Stored entries
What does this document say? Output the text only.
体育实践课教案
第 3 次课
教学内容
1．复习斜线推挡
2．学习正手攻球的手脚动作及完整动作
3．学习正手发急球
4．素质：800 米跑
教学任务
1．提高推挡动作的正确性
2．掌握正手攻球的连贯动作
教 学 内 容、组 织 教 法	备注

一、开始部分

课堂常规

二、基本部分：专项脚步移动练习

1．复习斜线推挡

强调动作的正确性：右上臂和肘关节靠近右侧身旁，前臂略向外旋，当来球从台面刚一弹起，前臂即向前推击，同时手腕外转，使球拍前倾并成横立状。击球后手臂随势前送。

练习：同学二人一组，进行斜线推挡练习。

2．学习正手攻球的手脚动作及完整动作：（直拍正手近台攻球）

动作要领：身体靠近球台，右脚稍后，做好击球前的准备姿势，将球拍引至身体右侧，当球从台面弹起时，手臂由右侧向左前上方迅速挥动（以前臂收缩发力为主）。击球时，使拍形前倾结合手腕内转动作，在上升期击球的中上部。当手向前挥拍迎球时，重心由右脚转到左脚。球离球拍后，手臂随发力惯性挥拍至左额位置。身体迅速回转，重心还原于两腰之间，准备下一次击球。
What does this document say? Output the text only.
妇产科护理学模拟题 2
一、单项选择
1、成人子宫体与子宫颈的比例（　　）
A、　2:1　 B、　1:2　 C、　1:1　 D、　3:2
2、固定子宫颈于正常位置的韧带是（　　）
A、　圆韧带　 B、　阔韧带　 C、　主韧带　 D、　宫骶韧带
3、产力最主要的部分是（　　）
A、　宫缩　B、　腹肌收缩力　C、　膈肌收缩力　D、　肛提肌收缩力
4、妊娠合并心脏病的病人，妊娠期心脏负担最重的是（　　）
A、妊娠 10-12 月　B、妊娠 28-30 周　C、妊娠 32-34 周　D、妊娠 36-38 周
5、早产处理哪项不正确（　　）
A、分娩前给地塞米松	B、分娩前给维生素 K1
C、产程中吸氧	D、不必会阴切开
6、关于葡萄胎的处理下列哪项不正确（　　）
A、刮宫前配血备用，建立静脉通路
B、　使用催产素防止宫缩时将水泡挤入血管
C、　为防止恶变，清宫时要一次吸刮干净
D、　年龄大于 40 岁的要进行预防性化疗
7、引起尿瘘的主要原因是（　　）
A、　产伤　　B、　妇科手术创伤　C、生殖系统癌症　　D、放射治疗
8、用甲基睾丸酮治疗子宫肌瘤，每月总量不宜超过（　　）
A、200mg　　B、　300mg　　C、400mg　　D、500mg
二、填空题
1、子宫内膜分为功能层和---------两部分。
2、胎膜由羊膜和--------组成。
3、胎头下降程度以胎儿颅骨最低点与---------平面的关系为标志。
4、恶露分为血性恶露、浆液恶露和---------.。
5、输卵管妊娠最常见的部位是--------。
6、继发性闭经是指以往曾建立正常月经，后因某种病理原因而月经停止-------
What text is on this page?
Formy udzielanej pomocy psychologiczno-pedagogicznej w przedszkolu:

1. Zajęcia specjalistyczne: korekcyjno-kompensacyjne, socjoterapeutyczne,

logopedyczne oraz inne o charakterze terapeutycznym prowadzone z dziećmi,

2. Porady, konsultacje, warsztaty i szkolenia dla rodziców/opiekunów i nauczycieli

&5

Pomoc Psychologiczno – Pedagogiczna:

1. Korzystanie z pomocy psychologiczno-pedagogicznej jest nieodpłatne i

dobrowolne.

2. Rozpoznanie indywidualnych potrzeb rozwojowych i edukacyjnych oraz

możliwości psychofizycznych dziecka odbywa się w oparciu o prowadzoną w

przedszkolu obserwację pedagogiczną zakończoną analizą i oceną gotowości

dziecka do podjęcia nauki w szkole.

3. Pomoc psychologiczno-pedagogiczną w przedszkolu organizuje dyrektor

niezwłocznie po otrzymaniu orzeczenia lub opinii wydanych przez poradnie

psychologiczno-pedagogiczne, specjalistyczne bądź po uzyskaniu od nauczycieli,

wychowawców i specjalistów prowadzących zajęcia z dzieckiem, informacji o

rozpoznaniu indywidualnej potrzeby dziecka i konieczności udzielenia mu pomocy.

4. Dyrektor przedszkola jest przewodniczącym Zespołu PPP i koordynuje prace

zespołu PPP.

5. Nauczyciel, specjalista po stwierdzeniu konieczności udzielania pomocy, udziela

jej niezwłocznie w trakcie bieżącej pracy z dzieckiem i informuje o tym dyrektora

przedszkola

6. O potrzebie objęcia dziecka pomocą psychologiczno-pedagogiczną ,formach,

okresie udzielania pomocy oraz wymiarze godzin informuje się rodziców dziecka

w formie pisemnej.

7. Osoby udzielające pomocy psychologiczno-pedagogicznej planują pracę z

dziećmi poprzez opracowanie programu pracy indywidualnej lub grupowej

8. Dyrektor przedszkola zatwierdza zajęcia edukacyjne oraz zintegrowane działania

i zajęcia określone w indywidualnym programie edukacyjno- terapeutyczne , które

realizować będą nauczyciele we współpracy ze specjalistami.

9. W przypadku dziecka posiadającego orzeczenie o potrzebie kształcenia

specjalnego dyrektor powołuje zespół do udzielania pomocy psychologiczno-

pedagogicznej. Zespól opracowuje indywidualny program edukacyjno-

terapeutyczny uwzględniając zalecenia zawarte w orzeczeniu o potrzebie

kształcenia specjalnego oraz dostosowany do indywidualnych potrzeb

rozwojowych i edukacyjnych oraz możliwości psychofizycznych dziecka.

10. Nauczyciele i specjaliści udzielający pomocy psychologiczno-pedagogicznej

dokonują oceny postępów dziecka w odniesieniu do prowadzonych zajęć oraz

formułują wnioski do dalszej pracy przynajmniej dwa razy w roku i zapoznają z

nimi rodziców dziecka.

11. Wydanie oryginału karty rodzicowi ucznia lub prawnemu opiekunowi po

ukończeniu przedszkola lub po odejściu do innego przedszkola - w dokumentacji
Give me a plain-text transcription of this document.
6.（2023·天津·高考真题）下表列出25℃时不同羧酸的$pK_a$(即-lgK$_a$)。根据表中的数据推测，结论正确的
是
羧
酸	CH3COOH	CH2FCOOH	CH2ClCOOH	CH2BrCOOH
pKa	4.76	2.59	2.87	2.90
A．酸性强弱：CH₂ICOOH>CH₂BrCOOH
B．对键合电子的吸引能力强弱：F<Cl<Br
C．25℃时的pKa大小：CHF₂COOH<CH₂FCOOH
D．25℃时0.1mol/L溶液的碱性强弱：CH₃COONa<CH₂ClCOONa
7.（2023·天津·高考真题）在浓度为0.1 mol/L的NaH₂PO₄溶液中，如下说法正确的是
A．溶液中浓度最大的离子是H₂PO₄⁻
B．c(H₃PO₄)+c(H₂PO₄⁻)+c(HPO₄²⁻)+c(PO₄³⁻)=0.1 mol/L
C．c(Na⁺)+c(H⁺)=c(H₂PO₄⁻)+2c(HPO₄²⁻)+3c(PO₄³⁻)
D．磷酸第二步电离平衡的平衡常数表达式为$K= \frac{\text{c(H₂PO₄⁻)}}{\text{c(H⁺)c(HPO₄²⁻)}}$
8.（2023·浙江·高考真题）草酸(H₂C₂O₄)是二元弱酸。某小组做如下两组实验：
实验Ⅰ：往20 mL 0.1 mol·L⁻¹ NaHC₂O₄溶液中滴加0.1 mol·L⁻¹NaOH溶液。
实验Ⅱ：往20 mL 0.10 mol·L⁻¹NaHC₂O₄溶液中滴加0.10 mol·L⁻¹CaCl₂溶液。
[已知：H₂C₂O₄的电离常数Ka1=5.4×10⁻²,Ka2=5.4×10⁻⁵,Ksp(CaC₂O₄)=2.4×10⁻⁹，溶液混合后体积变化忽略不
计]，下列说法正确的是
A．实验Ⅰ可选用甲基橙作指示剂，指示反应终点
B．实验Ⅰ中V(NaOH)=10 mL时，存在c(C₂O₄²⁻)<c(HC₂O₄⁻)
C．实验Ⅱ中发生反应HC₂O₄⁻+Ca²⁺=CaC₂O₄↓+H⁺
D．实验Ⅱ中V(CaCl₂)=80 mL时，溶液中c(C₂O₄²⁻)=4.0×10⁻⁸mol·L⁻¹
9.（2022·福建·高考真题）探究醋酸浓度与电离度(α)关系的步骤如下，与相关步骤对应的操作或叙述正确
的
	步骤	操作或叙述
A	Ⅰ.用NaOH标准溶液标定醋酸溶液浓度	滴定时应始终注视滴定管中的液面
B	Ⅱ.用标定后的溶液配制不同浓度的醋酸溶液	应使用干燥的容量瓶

- _Goal of the exercise_:
From the listing above, pick out each line where the word "text" appears.

- _Task solution_:
What does this document say? Output the text only.
What does this document say? Output the text only.
What text is on this page?
Give me a plain-text transcription of this document.
D．磷酸第二步电离平衡的平衡常数表达式为$K= \frac{\text{c(H₂PO₄⁻)}}{\text{c(H⁺)c(HPO₄²⁻)}}$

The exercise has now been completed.